Transcribe the records in full, keeping every character as it is.

Provided data.
_ _ _

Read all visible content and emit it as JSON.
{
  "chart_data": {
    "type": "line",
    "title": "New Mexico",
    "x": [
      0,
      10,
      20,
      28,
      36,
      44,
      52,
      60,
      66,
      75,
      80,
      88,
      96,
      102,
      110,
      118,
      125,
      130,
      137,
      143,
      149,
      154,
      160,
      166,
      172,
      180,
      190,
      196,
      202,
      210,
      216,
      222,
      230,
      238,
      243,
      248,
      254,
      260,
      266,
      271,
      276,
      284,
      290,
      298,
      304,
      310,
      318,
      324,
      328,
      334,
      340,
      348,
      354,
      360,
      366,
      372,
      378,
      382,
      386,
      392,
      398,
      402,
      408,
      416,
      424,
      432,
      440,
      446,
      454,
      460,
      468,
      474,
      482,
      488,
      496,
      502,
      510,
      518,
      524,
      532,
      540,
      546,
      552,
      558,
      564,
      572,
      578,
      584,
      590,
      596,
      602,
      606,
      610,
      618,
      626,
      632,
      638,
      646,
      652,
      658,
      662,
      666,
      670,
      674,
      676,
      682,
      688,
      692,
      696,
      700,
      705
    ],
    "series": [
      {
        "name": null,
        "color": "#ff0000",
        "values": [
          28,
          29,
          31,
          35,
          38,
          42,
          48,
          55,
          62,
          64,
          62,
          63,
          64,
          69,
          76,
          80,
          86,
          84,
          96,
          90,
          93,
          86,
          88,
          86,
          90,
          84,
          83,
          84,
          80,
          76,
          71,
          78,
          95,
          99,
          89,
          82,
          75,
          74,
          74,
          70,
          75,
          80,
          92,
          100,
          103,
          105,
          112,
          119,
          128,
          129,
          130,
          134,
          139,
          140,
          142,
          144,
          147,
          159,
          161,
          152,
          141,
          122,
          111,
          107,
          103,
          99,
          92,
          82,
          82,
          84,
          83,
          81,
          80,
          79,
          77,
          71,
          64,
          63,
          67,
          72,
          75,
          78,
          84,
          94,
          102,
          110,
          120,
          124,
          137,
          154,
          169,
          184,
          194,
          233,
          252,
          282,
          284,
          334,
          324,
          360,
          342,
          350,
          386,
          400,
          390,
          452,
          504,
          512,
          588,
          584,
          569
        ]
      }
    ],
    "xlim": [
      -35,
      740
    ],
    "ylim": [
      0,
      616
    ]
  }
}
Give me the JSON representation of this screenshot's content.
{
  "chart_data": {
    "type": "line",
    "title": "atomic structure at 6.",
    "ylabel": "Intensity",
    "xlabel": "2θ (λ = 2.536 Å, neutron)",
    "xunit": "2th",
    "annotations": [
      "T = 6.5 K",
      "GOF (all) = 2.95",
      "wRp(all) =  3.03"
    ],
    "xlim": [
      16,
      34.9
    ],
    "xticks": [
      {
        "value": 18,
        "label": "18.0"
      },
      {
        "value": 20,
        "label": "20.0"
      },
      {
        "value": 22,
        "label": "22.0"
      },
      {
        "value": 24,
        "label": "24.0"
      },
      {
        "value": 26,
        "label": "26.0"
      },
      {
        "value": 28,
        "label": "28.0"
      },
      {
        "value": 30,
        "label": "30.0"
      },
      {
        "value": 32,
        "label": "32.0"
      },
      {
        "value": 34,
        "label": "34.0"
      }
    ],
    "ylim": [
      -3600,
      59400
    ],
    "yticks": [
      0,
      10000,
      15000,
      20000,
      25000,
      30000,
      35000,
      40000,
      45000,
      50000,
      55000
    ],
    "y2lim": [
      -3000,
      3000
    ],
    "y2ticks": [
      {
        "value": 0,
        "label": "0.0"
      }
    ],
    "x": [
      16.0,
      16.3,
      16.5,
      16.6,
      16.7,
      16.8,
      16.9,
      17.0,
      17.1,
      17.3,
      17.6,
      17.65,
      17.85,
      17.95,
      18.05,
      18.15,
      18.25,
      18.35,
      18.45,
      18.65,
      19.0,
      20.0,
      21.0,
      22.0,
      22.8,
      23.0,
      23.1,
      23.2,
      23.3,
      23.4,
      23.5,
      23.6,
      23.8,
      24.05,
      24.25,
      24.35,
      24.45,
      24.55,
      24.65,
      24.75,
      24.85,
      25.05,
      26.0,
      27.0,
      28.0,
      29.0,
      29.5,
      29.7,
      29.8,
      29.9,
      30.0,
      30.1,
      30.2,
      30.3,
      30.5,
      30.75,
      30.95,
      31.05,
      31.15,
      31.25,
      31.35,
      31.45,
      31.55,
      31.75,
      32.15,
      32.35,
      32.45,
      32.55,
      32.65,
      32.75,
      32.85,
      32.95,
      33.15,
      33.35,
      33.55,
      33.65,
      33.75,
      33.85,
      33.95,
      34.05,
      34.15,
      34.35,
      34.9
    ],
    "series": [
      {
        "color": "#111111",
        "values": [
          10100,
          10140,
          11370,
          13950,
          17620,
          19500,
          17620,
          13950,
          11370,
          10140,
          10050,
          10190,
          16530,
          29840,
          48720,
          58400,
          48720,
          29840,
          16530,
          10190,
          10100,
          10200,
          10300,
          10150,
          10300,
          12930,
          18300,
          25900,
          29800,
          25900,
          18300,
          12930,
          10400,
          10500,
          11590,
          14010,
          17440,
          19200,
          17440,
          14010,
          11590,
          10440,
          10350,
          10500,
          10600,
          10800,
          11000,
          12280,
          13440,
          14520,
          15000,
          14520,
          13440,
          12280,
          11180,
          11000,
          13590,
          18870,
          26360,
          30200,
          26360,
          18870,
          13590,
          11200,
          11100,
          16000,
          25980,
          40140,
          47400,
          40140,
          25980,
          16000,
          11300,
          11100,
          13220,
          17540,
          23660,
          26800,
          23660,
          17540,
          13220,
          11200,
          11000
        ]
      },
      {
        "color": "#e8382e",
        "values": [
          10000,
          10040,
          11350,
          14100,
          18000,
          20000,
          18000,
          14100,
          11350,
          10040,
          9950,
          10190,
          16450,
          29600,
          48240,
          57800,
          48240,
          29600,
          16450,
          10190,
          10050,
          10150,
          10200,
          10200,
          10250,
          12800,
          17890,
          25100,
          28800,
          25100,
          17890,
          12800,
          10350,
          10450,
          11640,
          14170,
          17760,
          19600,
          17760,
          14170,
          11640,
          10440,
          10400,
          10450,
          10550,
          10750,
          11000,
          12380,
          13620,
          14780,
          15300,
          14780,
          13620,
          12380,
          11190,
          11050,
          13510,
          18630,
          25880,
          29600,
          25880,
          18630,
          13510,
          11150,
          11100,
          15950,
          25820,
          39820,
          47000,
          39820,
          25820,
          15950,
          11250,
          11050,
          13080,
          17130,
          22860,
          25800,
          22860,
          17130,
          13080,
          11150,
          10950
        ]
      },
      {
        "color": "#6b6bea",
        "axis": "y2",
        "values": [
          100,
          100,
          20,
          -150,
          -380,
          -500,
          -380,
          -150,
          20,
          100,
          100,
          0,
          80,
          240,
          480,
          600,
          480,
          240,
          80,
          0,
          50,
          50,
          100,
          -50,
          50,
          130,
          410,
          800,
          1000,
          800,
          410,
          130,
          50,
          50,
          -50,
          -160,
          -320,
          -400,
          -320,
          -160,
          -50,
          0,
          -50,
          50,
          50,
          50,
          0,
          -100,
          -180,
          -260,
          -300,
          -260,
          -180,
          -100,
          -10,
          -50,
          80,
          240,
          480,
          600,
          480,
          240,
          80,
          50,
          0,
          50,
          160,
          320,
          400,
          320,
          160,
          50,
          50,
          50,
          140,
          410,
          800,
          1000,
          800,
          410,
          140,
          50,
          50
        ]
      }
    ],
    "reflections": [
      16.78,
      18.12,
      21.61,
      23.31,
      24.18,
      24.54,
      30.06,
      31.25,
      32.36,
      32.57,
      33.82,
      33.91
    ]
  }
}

_ _ _

Answer in full.
Read all visible content and emit it as JSON.
{
  "chart_data": {
    "type": "line",
    "title": "New Mexico",
    "x": [
      0,
      10,
      20,
      28,
      36,
      44,
      52,
      60,
      66,
      75,
      80,
      88,
      96,
      102,
      110,
      118,
      125,
      130,
      137,
      143,
      149,
      154,
      160,
      166,
      172,
      180,
      190,
      196,
      202,
      210,
      216,
      222,
      230,
      238,
      243,
      248,
      254,
      260,
      266,
      271,
      276,
      284,
      290,
      298,
      304,
      310,
      318,
      324,
      328,
      334,
      340,
      348,
      354,
      360,
      366,
      372,
      378,
      382,
      386,
      392,
      398,
      402,
      408,
      416,
      424,
      432,
      440,
      446,
      454,
      460,
      468,
      474,
      482,
      488,
      496,
      502,
      510,
      518,
      524,
      532,
      540,
      546,
      552,
      558,
      564,
      572,
      578,
      584,
      590,
      596,
      602,
      606,
      610,
      618,
      626,
      632,
      638,
      646,
      652,
      658,
      662,
      666,
      670,
      674,
      676,
      682,
      688,
      692,
      696,
      700,
      705
    ],
    "series": [
      {
        "name": null,
        "color": "#ff0000",
        "values": [
          28,
          29,
          31,
          35,
          38,
          42,
          48,
          55,
          62,
          64,
          62,
          63,
          64,
          69,
          76,
          80,
          86,
          84,
          96,
          90,
          93,
          86,
          88,
          86,
          90,
          84,
          83,
          84,
          80,
          76,
          71,
          78,
          95,
          99,
          89,
          82,
          75,
          74,
          74,
          70,
          75,
          80,
          92,
          100,
          103,
          105,
          112,
          119,
          128,
          129,
          130,
          134,
          139,
          140,
          142,
          144,
          147,
          159,
          161,
          152,
          141,
          122,
          111,
          107,
          103,
          99,
          92,
          82,
          82,
          84,
          83,
          81,
          80,
          79,
          77,
          71,
          64,
          63,
          67,
          72,
          75,
          78,
          84,
          94,
          102,
          110,
          120,
          124,
          137,
          154,
          169,
          184,
          194,
          233,
          252,
          282,
          284,
          334,
          324,
          360,
          342,
          350,
          386,
          400,
          390,
          452,
          504,
          512,
          588,
          584,
          569
        ]
      }
    ],
    "xlim": [
      -35,
      740
    ],
    "ylim": [
      0,
      616
    ]
  }
}
Give me the JSON representation of this screenshot's content.
{
  "chart_data": {
    "type": "line",
    "title": "atomic structure at 6.",
    "ylabel": "Intensity",
    "xlabel": "2θ (λ = 2.536 Å, neutron)",
    "xunit": "2th",
    "annotations": [
      "T = 6.5 K",
      "GOF (all) = 2.95",
      "wRp(all) =  3.03"
    ],
    "xlim": [
      16,
      34.9
    ],
    "xticks": [
      {
        "value": 18,
        "label": "18.0"
      },
      {
        "value": 20,
        "label": "20.0"
      },
      {
        "value": 22,
        "label": "22.0"
      },
      {
        "value": 24,
        "label": "24.0"
      },
      {
        "value": 26,
        "label": "26.0"
      },
      {
        "value": 28,
        "label": "28.0"
      },
      {
        "value": 30,
        "label": "30.0"
      },
      {
        "value": 32,
        "label": "32.0"
      },
      {
        "value": 34,
        "label": "34.0"
      }
    ],
    "ylim": [
      -3600,
      59400
    ],
    "yticks": [
      0,
      10000,
      15000,
      20000,
      25000,
      30000,
      35000,
      40000,
      45000,
      50000,
      55000
    ],
    "y2lim": [
      -3000,
      3000
    ],
    "y2ticks": [
      {
        "value": 0,
        "label": "0.0"
      }
    ],
    "x": [
      16.0,
      16.3,
      16.5,
      16.6,
      16.7,
      16.8,
      16.9,
      17.0,
      17.1,
      17.3,
      17.6,
      17.65,
      17.85,
      17.95,
      18.05,
      18.15,
      18.25,
      18.35,
      18.45,
      18.65,
      19.0,
      20.0,
      21.0,
      22.0,
      22.8,
      23.0,
      23.1,
      23.2,
      23.3,
      23.4,
      23.5,
      23.6,
      23.8,
      24.05,
      24.25,
      24.35,
      24.45,
      24.55,
      24.65,
      24.75,
      24.85,
      25.05,
      26.0,
      27.0,
      28.0,
      29.0,
      29.5,
      29.7,
      29.8,
      29.9,
      30.0,
      30.1,
      30.2,
      30.3,
      30.5,
      30.75,
      30.95,
      31.05,
      31.15,
      31.25,
      31.35,
      31.45,
      31.55,
      31.75,
      32.15,
      32.35,
      32.45,
      32.55,
      32.65,
      32.75,
      32.85,
      32.95,
      33.15,
      33.35,
      33.55,
      33.65,
      33.75,
      33.85,
      33.95,
      34.05,
      34.15,
      34.35,
      34.9
    ],
    "series": [
      {
        "color": "#111111",
        "values": [
          10100,
          10140,
          11370,
          13950,
          17620,
          19500,
          17620,
          13950,
          11370,
          10140,
          10050,
          10190,
          16530,
          29840,
          48720,
          58400,
          48720,
          29840,
          16530,
          10190,
          10100,
          10200,
          10300,
          10150,
          10300,
          12930,
          18300,
          25900,
          29800,
          25900,
          18300,
          12930,
          10400,
          10500,
          11590,
          14010,
          17440,
          19200,
          17440,
          14010,
          11590,
          10440,
          10350,
          10500,
          10600,
          10800,
          11000,
          12280,
          13440,
          14520,
          15000,
          14520,
          13440,
          12280,
          11180,
          11000,
          13590,
          18870,
          26360,
          30200,
          26360,
          18870,
          13590,
          11200,
          11100,
          16000,
          25980,
          40140,
          47400,
          40140,
          25980,
          16000,
          11300,
          11100,
          13220,
          17540,
          23660,
          26800,
          23660,
          17540,
          13220,
          11200,
          11000
        ]
      },
      {
        "color": "#e8382e",
        "values": [
          10000,
          10040,
          11350,
          14100,
          18000,
          20000,
          18000,
          14100,
          11350,
          10040,
          9950,
          10190,
          16450,
          29600,
          48240,
          57800,
          48240,
          29600,
          16450,
          10190,
          10050,
          10150,
          10200,
          10200,
          10250,
          12800,
          17890,
          25100,
          28800,
          25100,
          17890,
          12800,
          10350,
          10450,
          11640,
          14170,
          17760,
          19600,
          17760,
          14170,
          11640,
          10440,
          10400,
          10450,
          10550,
          10750,
          11000,
          12380,
          13620,
          14780,
          15300,
          14780,
          13620,
          12380,
          11190,
          11050,
          13510,
          18630,
          25880,
          29600,
          25880,
          18630,
          13510,
          11150,
          11100,
          15950,
          25820,
          39820,
          47000,
          39820,
          25820,
          15950,
          11250,
          11050,
          13080,
          17130,
          22860,
          25800,
          22860,
          17130,
          13080,
          11150,
          10950
        ]
      },
      {
        "color": "#6b6bea",
        "axis": "y2",
        "values": [
          100,
          100,
          20,
          -150,
          -380,
          -500,
          -380,
          -150,
          20,
          100,
          100,
          0,
          80,
          240,
          480,
          600,
          480,
          240,
          80,
          0,
          50,
          50,
          100,
          -50,
          50,
          130,
          410,
          800,
          1000,
          800,
          410,
          130,
          50,
          50,
          -50,
          -160,
          -320,
          -400,
          -320,
          -160,
          -50,
          0,
          -50,
          50,
          50,
          50,
          0,
          -100,
          -180,
          -260,
          -300,
          -260,
          -180,
          -100,
          -10,
          -50,
          80,
          240,
          480,
          600,
          480,
          240,
          80,
          50,
          0,
          50,
          160,
          320,
          400,
          320,
          160,
          50,
          50,
          50,
          140,
          410,
          800,
          1000,
          800,
          410,
          140,
          50,
          50
        ]
      }
    ],
    "reflections": [
      16.78,
      18.12,
      21.61,
      23.31,
      24.18,
      24.54,
      30.06,
      31.25,
      32.36,
      32.57,
      33.82,
      33.91
    ]
  }
}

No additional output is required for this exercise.